**Exercise brief**
Set down exactly, and only, the lines from the one with "What data populates" to the final line of the entries, both included.

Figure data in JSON
⁂
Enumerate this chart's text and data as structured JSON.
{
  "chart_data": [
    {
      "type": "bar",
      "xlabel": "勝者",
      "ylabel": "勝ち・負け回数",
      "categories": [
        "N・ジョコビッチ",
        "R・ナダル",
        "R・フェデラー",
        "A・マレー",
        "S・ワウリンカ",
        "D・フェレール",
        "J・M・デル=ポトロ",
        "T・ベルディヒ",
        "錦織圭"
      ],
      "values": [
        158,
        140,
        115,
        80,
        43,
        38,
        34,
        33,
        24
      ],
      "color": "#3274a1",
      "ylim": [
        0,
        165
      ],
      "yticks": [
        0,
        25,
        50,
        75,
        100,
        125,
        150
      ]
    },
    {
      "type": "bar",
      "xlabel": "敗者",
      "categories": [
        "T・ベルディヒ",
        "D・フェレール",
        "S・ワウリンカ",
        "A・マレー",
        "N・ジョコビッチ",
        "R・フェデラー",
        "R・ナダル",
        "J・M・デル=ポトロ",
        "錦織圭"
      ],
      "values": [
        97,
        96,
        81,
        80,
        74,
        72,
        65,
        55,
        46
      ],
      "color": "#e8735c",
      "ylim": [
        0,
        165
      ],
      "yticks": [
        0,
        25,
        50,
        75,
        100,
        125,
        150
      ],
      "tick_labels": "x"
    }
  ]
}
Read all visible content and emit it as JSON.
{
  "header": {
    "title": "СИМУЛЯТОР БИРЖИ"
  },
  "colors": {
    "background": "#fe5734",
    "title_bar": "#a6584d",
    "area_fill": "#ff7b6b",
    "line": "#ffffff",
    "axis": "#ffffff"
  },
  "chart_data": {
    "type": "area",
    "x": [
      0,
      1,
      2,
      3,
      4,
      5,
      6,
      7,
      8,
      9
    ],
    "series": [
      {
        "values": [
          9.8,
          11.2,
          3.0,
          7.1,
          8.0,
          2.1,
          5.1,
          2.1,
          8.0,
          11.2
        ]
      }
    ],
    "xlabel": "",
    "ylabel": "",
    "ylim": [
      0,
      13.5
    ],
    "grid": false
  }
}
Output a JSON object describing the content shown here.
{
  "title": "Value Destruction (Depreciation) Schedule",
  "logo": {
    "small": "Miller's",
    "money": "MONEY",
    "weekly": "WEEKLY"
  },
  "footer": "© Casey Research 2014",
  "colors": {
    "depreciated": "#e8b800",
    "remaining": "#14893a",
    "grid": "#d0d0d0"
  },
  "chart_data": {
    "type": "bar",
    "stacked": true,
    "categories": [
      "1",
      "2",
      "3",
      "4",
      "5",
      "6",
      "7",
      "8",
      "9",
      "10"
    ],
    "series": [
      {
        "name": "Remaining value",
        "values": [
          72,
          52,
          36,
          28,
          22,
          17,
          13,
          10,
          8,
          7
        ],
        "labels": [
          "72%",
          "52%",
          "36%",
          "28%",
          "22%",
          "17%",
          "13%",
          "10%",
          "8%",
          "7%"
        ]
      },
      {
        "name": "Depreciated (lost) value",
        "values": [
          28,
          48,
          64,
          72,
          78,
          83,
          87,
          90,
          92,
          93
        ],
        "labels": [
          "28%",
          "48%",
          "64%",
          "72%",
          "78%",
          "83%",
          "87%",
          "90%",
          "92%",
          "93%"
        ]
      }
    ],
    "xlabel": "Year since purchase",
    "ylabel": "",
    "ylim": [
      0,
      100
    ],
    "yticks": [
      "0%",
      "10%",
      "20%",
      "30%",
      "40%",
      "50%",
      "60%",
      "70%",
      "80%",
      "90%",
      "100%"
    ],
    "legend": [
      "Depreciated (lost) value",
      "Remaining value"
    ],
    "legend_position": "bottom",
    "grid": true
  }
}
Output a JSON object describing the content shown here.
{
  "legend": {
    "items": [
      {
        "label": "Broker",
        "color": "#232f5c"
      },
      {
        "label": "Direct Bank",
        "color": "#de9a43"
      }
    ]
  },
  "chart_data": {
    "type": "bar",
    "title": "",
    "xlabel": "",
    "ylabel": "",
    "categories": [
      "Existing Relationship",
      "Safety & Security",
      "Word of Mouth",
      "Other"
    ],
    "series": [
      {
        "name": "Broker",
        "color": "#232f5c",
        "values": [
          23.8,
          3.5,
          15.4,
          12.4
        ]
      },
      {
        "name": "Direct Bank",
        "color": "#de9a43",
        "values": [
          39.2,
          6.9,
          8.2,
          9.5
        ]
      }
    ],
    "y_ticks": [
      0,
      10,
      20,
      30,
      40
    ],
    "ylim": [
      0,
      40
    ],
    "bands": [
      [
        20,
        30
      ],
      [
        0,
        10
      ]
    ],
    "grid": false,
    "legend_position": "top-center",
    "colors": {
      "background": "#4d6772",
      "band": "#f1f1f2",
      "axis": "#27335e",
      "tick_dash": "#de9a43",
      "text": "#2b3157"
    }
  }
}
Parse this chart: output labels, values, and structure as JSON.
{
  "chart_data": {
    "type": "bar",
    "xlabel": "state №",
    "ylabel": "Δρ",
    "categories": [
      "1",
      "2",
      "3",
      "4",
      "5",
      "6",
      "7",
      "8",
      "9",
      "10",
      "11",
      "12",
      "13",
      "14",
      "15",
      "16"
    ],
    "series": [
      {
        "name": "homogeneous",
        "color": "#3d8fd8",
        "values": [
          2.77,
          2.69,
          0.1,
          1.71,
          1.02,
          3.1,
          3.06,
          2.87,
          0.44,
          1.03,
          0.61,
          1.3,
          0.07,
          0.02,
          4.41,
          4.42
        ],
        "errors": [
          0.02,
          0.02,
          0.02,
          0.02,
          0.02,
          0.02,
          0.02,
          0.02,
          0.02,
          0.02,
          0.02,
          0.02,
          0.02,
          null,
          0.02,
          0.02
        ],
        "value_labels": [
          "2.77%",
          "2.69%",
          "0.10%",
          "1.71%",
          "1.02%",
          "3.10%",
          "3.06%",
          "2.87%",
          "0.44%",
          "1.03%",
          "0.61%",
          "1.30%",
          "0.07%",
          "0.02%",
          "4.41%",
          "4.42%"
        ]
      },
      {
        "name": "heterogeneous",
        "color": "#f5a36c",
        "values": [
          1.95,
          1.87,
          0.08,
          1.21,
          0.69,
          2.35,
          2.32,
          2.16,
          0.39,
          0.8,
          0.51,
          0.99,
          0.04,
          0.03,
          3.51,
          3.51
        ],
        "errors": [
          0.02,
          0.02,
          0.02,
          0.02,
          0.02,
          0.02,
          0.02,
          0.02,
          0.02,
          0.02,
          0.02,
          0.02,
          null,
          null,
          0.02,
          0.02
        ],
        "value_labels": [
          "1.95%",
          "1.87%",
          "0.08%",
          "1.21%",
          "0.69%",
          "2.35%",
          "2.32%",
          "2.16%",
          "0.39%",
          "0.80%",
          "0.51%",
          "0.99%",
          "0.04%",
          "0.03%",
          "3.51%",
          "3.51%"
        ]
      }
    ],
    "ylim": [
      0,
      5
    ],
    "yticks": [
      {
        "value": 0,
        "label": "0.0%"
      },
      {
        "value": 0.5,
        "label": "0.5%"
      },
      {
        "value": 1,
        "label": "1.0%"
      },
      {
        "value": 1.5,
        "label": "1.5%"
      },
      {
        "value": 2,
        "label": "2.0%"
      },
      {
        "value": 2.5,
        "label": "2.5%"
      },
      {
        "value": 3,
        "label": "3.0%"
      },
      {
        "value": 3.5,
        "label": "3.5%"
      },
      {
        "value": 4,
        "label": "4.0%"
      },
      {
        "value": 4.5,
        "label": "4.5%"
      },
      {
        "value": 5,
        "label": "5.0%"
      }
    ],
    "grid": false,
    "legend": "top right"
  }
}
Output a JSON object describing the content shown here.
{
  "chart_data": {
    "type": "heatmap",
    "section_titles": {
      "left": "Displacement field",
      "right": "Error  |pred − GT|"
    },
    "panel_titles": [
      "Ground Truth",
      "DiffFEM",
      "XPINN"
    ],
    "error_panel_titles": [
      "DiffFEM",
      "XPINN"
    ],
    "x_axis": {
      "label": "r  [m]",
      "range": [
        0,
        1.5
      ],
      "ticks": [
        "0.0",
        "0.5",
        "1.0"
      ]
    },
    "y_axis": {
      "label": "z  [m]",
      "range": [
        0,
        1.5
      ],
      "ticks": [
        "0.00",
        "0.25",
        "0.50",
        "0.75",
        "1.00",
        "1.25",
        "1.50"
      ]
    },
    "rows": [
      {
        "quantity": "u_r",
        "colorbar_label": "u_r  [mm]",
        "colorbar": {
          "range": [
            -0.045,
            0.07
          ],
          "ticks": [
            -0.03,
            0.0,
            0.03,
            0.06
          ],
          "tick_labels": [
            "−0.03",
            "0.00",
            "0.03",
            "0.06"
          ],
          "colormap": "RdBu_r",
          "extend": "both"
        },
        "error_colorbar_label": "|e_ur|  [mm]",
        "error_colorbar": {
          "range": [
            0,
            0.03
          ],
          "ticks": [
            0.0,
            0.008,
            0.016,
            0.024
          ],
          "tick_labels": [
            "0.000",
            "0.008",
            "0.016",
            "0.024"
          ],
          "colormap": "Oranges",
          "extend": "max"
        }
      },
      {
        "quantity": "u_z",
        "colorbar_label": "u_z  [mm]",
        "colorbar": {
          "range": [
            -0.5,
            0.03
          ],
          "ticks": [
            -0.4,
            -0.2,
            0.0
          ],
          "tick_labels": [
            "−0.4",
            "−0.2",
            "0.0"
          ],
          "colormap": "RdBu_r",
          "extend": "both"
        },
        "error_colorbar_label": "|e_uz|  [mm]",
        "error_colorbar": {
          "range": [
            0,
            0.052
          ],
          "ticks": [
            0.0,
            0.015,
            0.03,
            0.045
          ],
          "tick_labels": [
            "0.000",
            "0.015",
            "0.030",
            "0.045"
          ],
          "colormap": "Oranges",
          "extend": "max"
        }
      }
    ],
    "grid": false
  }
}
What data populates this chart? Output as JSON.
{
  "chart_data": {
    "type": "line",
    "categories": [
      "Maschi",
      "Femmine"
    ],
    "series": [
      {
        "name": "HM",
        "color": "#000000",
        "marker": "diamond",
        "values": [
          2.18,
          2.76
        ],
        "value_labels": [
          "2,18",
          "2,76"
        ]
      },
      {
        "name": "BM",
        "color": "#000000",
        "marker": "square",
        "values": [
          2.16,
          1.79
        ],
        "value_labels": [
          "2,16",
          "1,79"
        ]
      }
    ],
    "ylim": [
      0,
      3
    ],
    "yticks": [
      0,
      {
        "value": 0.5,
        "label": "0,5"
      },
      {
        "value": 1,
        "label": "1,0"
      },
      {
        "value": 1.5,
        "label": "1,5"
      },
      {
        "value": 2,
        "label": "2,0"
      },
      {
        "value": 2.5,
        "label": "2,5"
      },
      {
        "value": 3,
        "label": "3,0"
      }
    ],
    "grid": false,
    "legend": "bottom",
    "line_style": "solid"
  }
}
⁂
**Final result**
What data populates this chart? Output as JSON.
{
  "chart_data": {
    "type": "line",
    "categories": [
      "Maschi",
      "Femmine"
    ],
    "series": [
      {
        "name": "HM",
        "color": "#000000",
        "marker": "diamond",
        "values": [
          2.18,
          2.76
        ],
        "value_labels": [
          "2,18",
          "2,76"
        ]
      },
      {
        "name": "BM",
        "color": "#000000",
        "marker": "square",
        "values": [
          2.16,
          1.79
        ],
        "value_labels": [
          "2,16",
          "1,79"
        ]
      }
    ],
    "ylim": [
      0,
      3
    ],
    "yticks": [
      0,
      {
        "value": 0.5,
        "label": "0,5"
      },
      {
        "value": 1,
        "label": "1,0"
      },
      {
        "value": 1.5,
        "label": "1,5"
      },
      {
        "value": 2,
        "label": "2,0"
      },
      {
        "value": 2.5,
        "label": "2,5"
      },
      {
        "value": 3,
        "label": "3,0"
      }
    ],
    "grid": false,
    "legend": "bottom",
    "line_style": "solid"
  }
}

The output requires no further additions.